*Exercise brief:* Return a copy of each line that holds the string "заявителю".

*Materials provided:*
>> BEGIN

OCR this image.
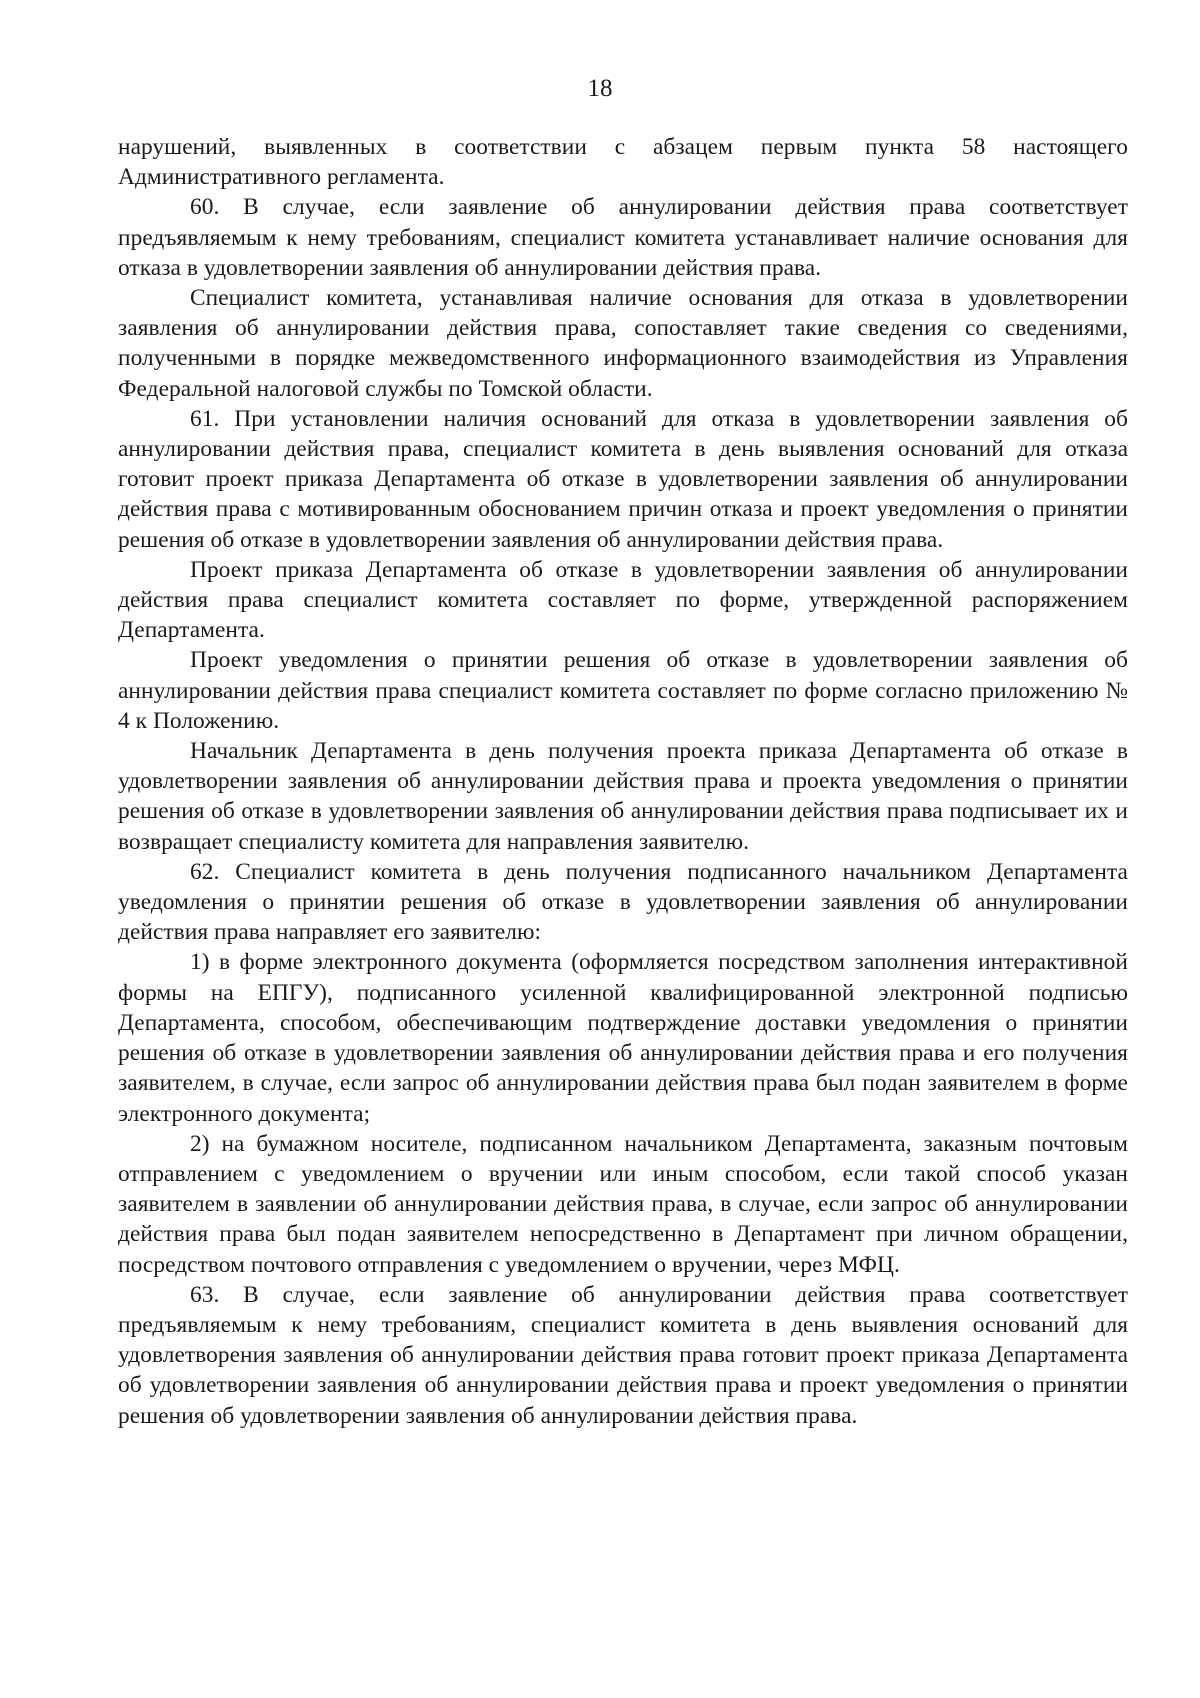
18

нарушений, выявленных в соответствии с абзацем первым пункта 58 настоящего Административного регламента.

60. В случае, если заявление об аннулировании действия права соответствует предъявляемым к нему требованиям, специалист комитета устанавливает наличие основания для отказа в удовлетворении заявления об аннулировании действия права.

Специалист комитета, устанавливая наличие основания для отказа в удовлетворении заявления об аннулировании действия права, сопоставляет такие сведения со сведениями, полученными в порядке межведомственного информационного взаимодействия из Управления Федеральной налоговой службы по Томской области.

61. При установлении наличия оснований для отказа в удовлетворении заявления об аннулировании действия права, специалист комитета в день выявления оснований для отказа готовит проект приказа Департамента об отказе в удовлетворении заявления об аннулировании действия права с мотивированным обоснованием причин отказа и проект уведомления о принятии решения об отказе в удовлетворении заявления об аннулировании действия права.

Проект приказа Департамента об отказе в удовлетворении заявления об аннулировании действия права специалист комитета составляет по форме, утвержденной распоряжением Департамента.

Проект уведомления о принятии решения об отказе в удовлетворении заявления об аннулировании действия права специалист комитета составляет по форме согласно приложению № 4 к Положению.

Начальник Департамента в день получения проекта приказа Департамента об отказе в удовлетворении заявления об аннулировании действия права и проекта уведомления о принятии решения об отказе в удовлетворении заявления об аннулировании действия права подписывает их и возвращает специалисту комитета для направления заявителю.

62. Специалист комитета в день получения подписанного начальником Департамента уведомления о принятии решения об отказе в удовлетворении заявления об аннулировании действия права направляет его заявителю:

1) в форме электронного документа (оформляется посредством заполнения интерактивной формы на ЕПГУ), подписанного усиленной квалифицированной электронной подписью Департамента, способом, обеспечивающим подтверждение доставки уведомления о принятии решения об отказе в удовлетворении заявления об аннулировании действия права и его получения заявителем, в случае, если запрос об аннулировании действия права был подан заявителем в форме электронного документа;

2) на бумажном носителе, подписанном начальником Департамента, заказным почтовым отправлением с уведомлением о вручении или иным способом, если такой способ указан заявителем в заявлении об аннулировании действия права, в случае, если запрос об аннулировании действия права был подан заявителем непосредственно в Департамент при личном обращении, посредством почтового отправления с уведомлением о вручении, через МФЦ.

63. В случае, если заявление об аннулировании действия права соответствует предъявляемым к нему требованиям, специалист комитета в день выявления оснований для удовлетворения заявления об аннулировании действия права готовит проект приказа Департамента об удовлетворении заявления об аннулировании действия права и проект уведомления о принятии решения об удовлетворении заявления об аннулировании действия права.
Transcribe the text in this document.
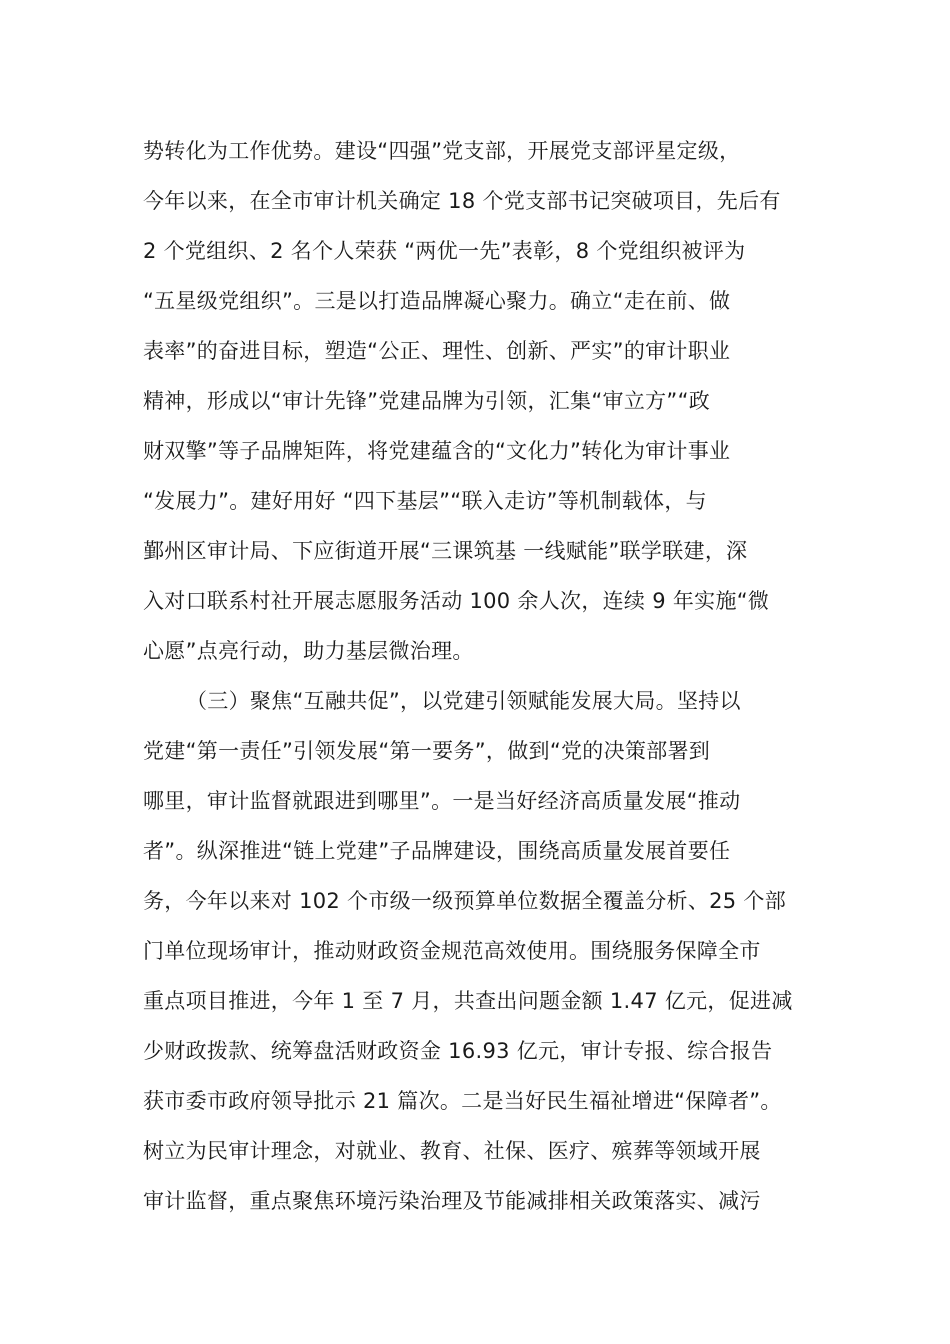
势转化为工作优势。建设“四强”党支部，开展党支部评星定级，
今年以来，在全市审计机关确定 18 个党支部书记突破项目，先后有
2 个党组织、2 名个人荣获 “两优一先”表彰，8 个党组织被评为
“五星级党组织”。三是以打造品牌凝心聚力。确立“走在前、做
表率”的奋进目标，塑造“公正、理性、创新、严实”的审计职业
精神，形成以“审计先锋”党建品牌为引领，汇集“审立方”“政
财双擎”等子品牌矩阵，将党建蕴含的“文化力”转化为审计事业
“发展力”。建好用好 “四下基层”“联入走访”等机制载体，与
鄞州区审计局、下应街道开展“三课筑基 一线赋能”联学联建，深
入对口联系村社开展志愿服务活动 100 余人次，连续 9 年实施“微
心愿”点亮行动，助力基层微治理。
（三）聚焦“互融共促”，以党建引领赋能发展大局。坚持以
党建“第一责任”引领发展“第一要务”，做到“党的决策部署到
哪里，审计监督就跟进到哪里”。一是当好经济高质量发展“推动
者”。纵深推进“链上党建”子品牌建设，围绕高质量发展首要任
务，今年以来对 102 个市级一级预算单位数据全覆盖分析、25 个部
门单位现场审计，推动财政资金规范高效使用。围绕服务保障全市
重点项目推进，今年 1 至 7 月，共查出问题金额 1.47 亿元，促进减
少财政拨款、统筹盘活财政资金 16.93 亿元，审计专报、综合报告
获市委市政府领导批示 21 篇次。二是当好民生福祉增进“保障者”。
树立为民审计理念，对就业、教育、社保、医疗、殡葬等领域开展
审计监督，重点聚焦环境污染治理及节能减排相关政策落实、减污
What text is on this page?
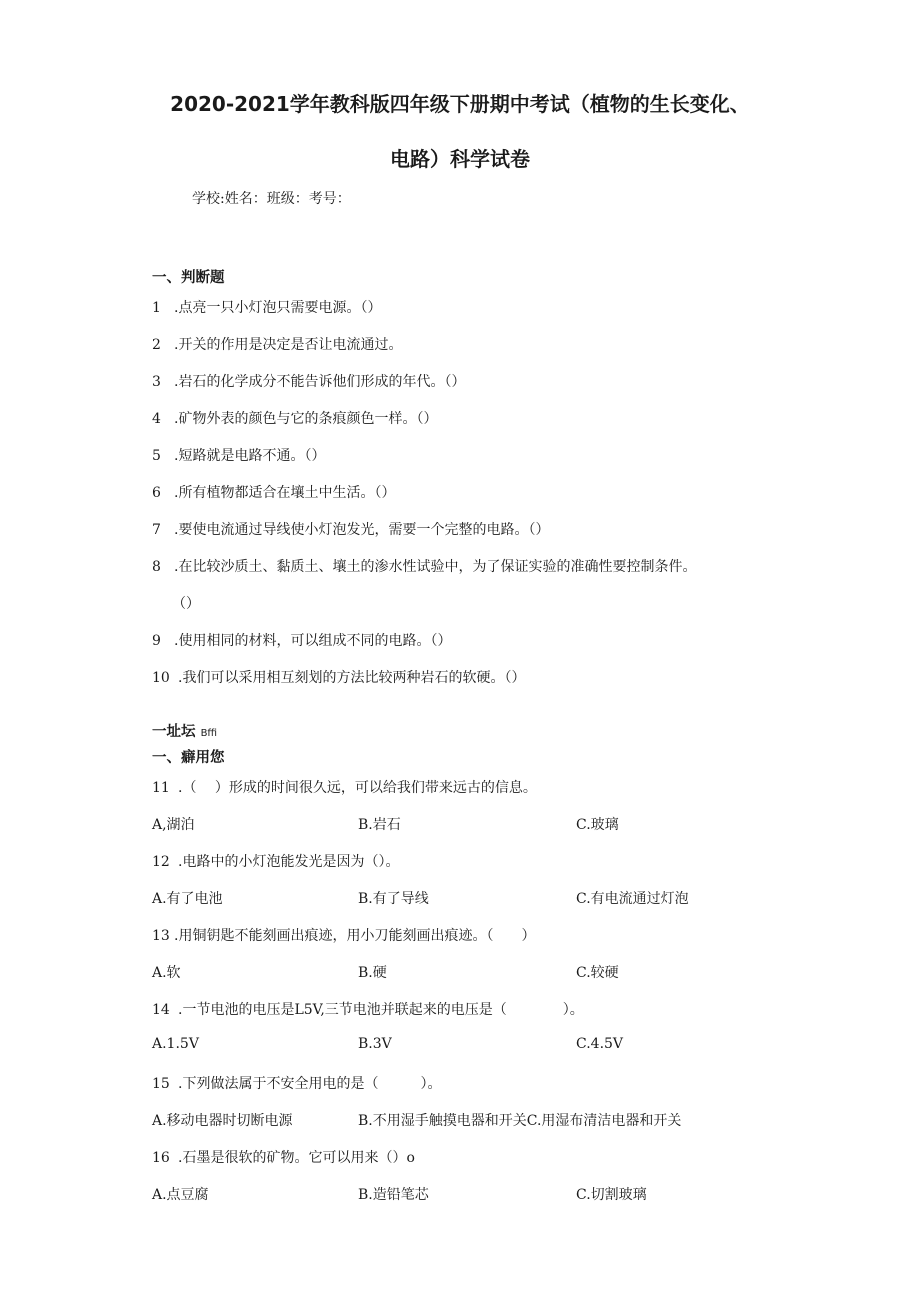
2020-2021学年教科版四年级下册期中考试（植物的生长变化、
电路）科学试卷
学校:姓名：班级：考号：
一、判断题
1 .点亮一只小灯泡只需要电源。（）
2 .开关的作用是决定是否让电流通过。
3 .岩石的化学成分不能告诉他们形成的年代。（）
4 .矿物外表的颜色与它的条痕颜色一样。（）
5 .短路就是电路不通。（）
6 .所有植物都适合在壤土中生活。（）
7 .要使电流通过导线使小灯泡发光，需要一个完整的电路。（）
8 .在比较沙质土、黏质土、壤土的渗水性试验中，为了保证实验的准确性要控制条件。
（）
9 .使用相同的材料，可以组成不同的电路。（）
10 .我们可以采用相互刻划的方法比较两种岩石的软硬。（）
一址坛 Bffi
一、癖用您
11 .（　 ）形成的时间很久远，可以给我们带来远古的信息。
A,湖泊	B.岩石	C.玻璃
12 .电路中的小灯泡能发光是因为（）。
A.有了电池	B.有了导线	C.有电流通过灯泡
13 .用铜钥匙不能刻画出痕迹，用小刀能刻画出痕迹。（　　）
A.软	B.硬	C.较硬
14 .一节电池的电压是L5V,三节电池并联起来的电压是（　　　　）。
A.1.5V	B.3V	C.4.5V
15 .下列做法属于不安全用电的是（　　　）。
A.移动电器时切断电源	B.不用湿手触摸电器和开关C.用湿布清洁电器和开关
16 .石墨是很软的矿物。它可以用来（）o
A.点豆腐	B.造铅笔芯	C.切割玻璃
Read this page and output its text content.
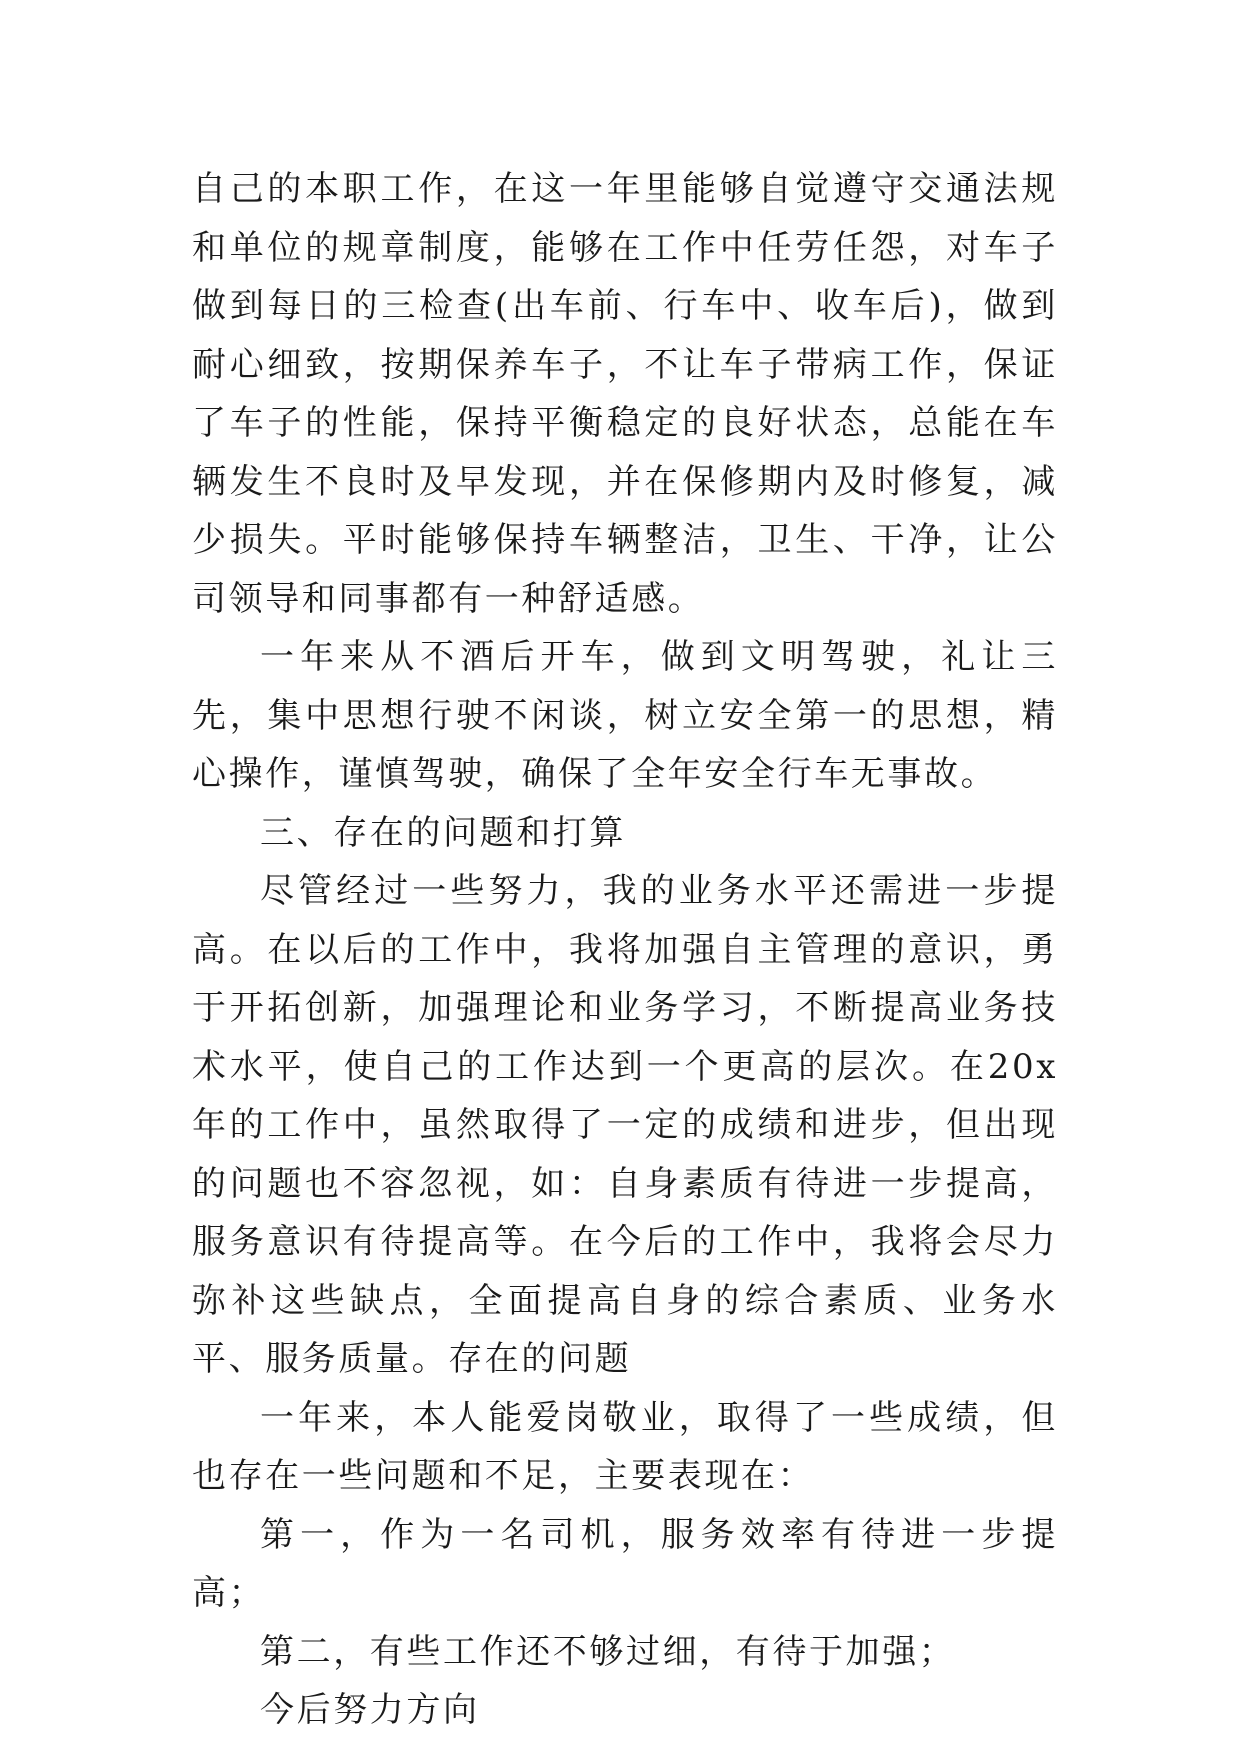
自己的本职工作，在这一年里能够自觉遵守交通法规和单位的规章制度，能够在工作中任劳任怨，对车子做到每日的三检查(出车前、行车中、收车后)，做到耐心细致，按期保养车子，不让车子带病工作，保证了车子的性能，保持平衡稳定的良好状态，总能在车辆发生不良时及早发现，并在保修期内及时修复，减少损失。平时能够保持车辆整洁，卫生、干净，让公司领导和同事都有一种舒适感。

一年来从不酒后开车，做到文明驾驶，礼让三先，集中思想行驶不闲谈，树立安全第一的思想，精心操作，谨慎驾驶，确保了全年安全行车无事故。

三、存在的问题和打算

尽管经过一些努力，我的业务水平还需进一步提高。在以后的工作中，我将加强自主管理的意识，勇于开拓创新，加强理论和业务学习，不断提高业务技术水平，使自己的工作达到一个更高的层次。在20x年的工作中，虽然取得了一定的成绩和进步，但出现的问题也不容忽视，如：自身素质有待进一步提高，服务意识有待提高等。在今后的工作中，我将会尽力弥补这些缺点，全面提高自身的综合素质、业务水平、服务质量。存在的问题

一年来，本人能爱岗敬业，取得了一些成绩，但也存在一些问题和不足，主要表现在：

第一，作为一名司机，服务效率有待进一步提高；

第二，有些工作还不够过细，有待于加强；

今后努力方向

>> END

*Worked solution:*
Начальник Департамента в день получения проекта приказа Департамента об отказе в удовлетворении заявления об аннулировании действия права и проекта уведомления о принятии решения об отказе в удовлетворении заявления об аннулировании действия права подписывает их и возвращает специалисту комитета для направления заявителю.
62. Специалист комитета в день получения подписанного начальником Департамента уведомления о принятии решения об отказе в удовлетворении заявления об аннулировании действия права направляет его заявителю:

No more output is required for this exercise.